BRIEF:
Below, find each line holding "cyan" and state how many there are, using the number alone.

DATA SHOWN:
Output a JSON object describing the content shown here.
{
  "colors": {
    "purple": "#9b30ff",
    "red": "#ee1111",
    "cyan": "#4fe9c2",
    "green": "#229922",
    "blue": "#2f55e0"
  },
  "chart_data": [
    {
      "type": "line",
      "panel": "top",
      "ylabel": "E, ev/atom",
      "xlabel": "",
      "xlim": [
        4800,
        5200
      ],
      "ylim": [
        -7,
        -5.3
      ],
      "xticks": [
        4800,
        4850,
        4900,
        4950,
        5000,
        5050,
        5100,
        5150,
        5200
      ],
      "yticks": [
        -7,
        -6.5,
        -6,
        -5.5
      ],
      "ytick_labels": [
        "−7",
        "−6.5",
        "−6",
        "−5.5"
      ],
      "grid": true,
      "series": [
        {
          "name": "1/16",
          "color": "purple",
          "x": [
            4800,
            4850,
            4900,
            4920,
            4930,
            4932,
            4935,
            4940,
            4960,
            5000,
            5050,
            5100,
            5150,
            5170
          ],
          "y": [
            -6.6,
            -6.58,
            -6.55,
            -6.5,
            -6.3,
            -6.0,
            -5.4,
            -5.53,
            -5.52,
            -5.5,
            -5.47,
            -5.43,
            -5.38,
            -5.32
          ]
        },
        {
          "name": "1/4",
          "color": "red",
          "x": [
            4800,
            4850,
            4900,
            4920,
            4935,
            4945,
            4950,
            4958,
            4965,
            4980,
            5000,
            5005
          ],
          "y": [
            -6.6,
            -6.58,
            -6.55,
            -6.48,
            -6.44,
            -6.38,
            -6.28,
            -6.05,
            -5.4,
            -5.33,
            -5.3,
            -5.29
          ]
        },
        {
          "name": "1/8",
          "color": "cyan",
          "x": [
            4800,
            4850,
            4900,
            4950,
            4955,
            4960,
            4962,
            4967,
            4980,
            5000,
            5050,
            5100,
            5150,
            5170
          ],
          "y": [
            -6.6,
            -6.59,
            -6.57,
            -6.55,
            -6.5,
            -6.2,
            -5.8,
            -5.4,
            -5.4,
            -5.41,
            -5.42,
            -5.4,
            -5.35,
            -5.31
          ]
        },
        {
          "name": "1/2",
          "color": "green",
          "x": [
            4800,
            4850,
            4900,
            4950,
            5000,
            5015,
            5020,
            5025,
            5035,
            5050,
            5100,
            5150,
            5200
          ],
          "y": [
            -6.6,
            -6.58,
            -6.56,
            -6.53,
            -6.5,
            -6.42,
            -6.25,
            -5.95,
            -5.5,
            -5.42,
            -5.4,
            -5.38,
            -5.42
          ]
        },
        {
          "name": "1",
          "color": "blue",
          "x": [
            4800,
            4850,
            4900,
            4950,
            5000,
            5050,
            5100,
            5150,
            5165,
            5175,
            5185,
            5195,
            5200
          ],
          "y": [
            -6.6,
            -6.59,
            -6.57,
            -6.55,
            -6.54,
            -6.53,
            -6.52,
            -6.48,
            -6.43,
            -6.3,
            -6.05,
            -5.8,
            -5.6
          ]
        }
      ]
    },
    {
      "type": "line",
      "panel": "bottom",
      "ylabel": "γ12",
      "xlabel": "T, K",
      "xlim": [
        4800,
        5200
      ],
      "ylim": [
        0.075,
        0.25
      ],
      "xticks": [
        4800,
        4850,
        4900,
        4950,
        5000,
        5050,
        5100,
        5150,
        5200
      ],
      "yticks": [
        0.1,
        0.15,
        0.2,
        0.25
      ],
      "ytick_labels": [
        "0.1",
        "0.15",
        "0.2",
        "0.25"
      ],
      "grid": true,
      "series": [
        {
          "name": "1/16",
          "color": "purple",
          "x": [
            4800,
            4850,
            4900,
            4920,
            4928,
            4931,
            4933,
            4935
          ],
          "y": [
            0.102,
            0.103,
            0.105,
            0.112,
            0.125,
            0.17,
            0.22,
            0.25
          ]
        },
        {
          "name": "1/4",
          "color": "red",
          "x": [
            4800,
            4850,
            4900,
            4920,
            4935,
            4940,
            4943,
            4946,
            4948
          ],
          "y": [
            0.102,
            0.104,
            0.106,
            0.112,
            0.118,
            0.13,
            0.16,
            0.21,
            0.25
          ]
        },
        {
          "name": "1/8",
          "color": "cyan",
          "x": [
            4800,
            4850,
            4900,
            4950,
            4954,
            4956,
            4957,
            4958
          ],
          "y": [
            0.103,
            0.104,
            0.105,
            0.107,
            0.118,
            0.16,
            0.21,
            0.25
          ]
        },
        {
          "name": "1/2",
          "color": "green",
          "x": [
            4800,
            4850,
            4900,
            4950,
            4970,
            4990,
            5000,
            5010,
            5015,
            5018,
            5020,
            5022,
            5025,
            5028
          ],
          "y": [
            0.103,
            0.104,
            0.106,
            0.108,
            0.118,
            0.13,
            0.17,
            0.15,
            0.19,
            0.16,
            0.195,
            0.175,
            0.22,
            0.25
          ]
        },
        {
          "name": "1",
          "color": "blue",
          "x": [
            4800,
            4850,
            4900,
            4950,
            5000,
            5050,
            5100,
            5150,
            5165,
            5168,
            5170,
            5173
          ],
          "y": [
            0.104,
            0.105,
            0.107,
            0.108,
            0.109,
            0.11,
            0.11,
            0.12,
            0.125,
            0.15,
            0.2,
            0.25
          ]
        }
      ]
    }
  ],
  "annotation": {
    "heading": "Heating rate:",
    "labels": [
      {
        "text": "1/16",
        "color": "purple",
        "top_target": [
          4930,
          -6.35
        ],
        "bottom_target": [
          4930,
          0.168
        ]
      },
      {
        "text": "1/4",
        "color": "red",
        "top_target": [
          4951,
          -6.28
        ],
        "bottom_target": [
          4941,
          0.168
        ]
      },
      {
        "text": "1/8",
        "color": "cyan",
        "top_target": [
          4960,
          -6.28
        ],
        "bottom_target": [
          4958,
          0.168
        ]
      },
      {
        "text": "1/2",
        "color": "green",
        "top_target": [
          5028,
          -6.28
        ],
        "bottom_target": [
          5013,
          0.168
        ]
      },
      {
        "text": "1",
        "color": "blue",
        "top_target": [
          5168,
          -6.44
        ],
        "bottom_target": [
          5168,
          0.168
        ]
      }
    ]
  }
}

TASK ANSWER:
4